### WHAT THIS TASK INVOLVES
Your task is to copy the material exactly.
============
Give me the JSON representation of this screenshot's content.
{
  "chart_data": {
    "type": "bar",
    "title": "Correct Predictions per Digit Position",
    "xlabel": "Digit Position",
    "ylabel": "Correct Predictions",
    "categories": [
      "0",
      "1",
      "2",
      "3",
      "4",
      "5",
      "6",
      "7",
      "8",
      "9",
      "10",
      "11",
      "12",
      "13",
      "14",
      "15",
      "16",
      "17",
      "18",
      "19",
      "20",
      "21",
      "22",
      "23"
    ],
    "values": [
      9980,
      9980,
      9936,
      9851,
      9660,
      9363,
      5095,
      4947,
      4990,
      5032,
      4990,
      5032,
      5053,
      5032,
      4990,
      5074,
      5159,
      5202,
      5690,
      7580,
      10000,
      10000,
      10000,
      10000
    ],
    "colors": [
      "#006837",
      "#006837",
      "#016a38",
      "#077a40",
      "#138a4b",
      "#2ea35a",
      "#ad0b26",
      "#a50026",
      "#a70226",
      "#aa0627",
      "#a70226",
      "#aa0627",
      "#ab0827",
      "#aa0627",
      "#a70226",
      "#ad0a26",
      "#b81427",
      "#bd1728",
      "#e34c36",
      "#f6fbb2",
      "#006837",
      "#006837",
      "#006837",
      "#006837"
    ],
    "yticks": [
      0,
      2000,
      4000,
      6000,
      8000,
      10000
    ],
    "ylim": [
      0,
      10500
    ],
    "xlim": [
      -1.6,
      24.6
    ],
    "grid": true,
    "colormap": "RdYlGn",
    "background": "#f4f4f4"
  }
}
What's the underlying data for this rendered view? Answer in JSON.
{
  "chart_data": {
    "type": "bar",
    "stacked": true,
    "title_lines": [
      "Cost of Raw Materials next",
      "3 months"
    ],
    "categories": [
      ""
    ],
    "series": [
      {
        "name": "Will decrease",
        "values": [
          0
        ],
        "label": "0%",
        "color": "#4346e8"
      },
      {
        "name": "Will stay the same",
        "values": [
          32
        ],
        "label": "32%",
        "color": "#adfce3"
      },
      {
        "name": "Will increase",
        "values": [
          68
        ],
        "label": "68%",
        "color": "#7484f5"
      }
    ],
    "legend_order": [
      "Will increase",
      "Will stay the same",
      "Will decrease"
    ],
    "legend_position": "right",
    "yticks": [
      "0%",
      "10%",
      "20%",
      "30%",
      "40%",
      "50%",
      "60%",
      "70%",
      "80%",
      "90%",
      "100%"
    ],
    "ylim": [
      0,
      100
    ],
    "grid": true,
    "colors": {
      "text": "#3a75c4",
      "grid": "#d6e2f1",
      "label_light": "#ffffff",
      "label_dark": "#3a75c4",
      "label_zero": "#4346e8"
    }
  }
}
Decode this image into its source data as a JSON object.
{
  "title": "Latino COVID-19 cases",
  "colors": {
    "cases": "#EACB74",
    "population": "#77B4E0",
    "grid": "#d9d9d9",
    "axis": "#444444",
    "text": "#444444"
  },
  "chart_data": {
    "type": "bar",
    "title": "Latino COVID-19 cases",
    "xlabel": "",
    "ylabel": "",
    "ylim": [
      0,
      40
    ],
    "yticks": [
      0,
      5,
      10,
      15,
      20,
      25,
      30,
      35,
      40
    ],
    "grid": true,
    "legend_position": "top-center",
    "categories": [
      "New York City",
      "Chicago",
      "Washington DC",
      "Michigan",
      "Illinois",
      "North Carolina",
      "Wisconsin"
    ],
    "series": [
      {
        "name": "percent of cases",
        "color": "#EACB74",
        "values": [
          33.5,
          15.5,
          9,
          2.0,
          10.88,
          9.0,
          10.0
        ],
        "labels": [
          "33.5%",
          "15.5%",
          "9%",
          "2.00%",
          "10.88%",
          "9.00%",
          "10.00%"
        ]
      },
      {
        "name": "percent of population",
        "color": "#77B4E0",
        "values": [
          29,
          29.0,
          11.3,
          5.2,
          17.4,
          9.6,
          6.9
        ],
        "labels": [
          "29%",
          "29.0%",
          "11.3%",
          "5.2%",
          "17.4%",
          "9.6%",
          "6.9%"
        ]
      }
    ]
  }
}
============
### EXERCISE ANSWER
Give me the JSON representation of this screenshot's content.
{
  "chart_data": {
    "type": "bar",
    "title": "Correct Predictions per Digit Position",
    "xlabel": "Digit Position",
    "ylabel": "Correct Predictions",
    "categories": [
      "0",
      "1",
      "2",
      "3",
      "4",
      "5",
      "6",
      "7",
      "8",
      "9",
      "10",
      "11",
      "12",
      "13",
      "14",
      "15",
      "16",
      "17",
      "18",
      "19",
      "20",
      "21",
      "22",
      "23"
    ],
    "values": [
      9980,
      9980,
      9936,
      9851,
      9660,
      9363,
      5095,
      4947,
      4990,
      5032,
      4990,
      5032,
      5053,
      5032,
      4990,
      5074,
      5159,
      5202,
      5690,
      7580,
      10000,
      10000,
      10000,
      10000
    ],
    "colors": [
      "#006837",
      "#006837",
      "#016a38",
      "#077a40",
      "#138a4b",
      "#2ea35a",
      "#ad0b26",
      "#a50026",
      "#a70226",
      "#aa0627",
      "#a70226",
      "#aa0627",
      "#ab0827",
      "#aa0627",
      "#a70226",
      "#ad0a26",
      "#b81427",
      "#bd1728",
      "#e34c36",
      "#f6fbb2",
      "#006837",
      "#006837",
      "#006837",
      "#006837"
    ],
    "yticks": [
      0,
      2000,
      4000,
      6000,
      8000,
      10000
    ],
    "ylim": [
      0,
      10500
    ],
    "xlim": [
      -1.6,
      24.6
    ],
    "grid": true,
    "colormap": "RdYlGn",
    "background": "#f4f4f4"
  }
}
What's the underlying data for this rendered view? Answer in JSON.
{
  "chart_data": {
    "type": "bar",
    "stacked": true,
    "title_lines": [
      "Cost of Raw Materials next",
      "3 months"
    ],
    "categories": [
      ""
    ],
    "series": [
      {
        "name": "Will decrease",
        "values": [
          0
        ],
        "label": "0%",
        "color": "#4346e8"
      },
      {
        "name": "Will stay the same",
        "values": [
          32
        ],
        "label": "32%",
        "color": "#adfce3"
      },
      {
        "name": "Will increase",
        "values": [
          68
        ],
        "label": "68%",
        "color": "#7484f5"
      }
    ],
    "legend_order": [
      "Will increase",
      "Will stay the same",
      "Will decrease"
    ],
    "legend_position": "right",
    "yticks": [
      "0%",
      "10%",
      "20%",
      "30%",
      "40%",
      "50%",
      "60%",
      "70%",
      "80%",
      "90%",
      "100%"
    ],
    "ylim": [
      0,
      100
    ],
    "grid": true,
    "colors": {
      "text": "#3a75c4",
      "grid": "#d6e2f1",
      "label_light": "#ffffff",
      "label_dark": "#3a75c4",
      "label_zero": "#4346e8"
    }
  }
}
Decode this image into its source data as a JSON object.
{
  "title": "Latino COVID-19 cases",
  "colors": {
    "cases": "#EACB74",
    "population": "#77B4E0",
    "grid": "#d9d9d9",
    "axis": "#444444",
    "text": "#444444"
  },
  "chart_data": {
    "type": "bar",
    "title": "Latino COVID-19 cases",
    "xlabel": "",
    "ylabel": "",
    "ylim": [
      0,
      40
    ],
    "yticks": [
      0,
      5,
      10,
      15,
      20,
      25,
      30,
      35,
      40
    ],
    "grid": true,
    "legend_position": "top-center",
    "categories": [
      "New York City",
      "Chicago",
      "Washington DC",
      "Michigan",
      "Illinois",
      "North Carolina",
      "Wisconsin"
    ],
    "series": [
      {
        "name": "percent of cases",
        "color": "#EACB74",
        "values": [
          33.5,
          15.5,
          9,
          2.0,
          10.88,
          9.0,
          10.0
        ],
        "labels": [
          "33.5%",
          "15.5%",
          "9%",
          "2.00%",
          "10.88%",
          "9.00%",
          "10.00%"
        ]
      },
      {
        "name": "percent of population",
        "color": "#77B4E0",
        "values": [
          29,
          29.0,
          11.3,
          5.2,
          17.4,
          9.6,
          6.9
        ],
        "labels": [
          "29%",
          "29.0%",
          "11.3%",
          "5.2%",
          "17.4%",
          "9.6%",
          "6.9%"
        ]
      }
    ]
  }
}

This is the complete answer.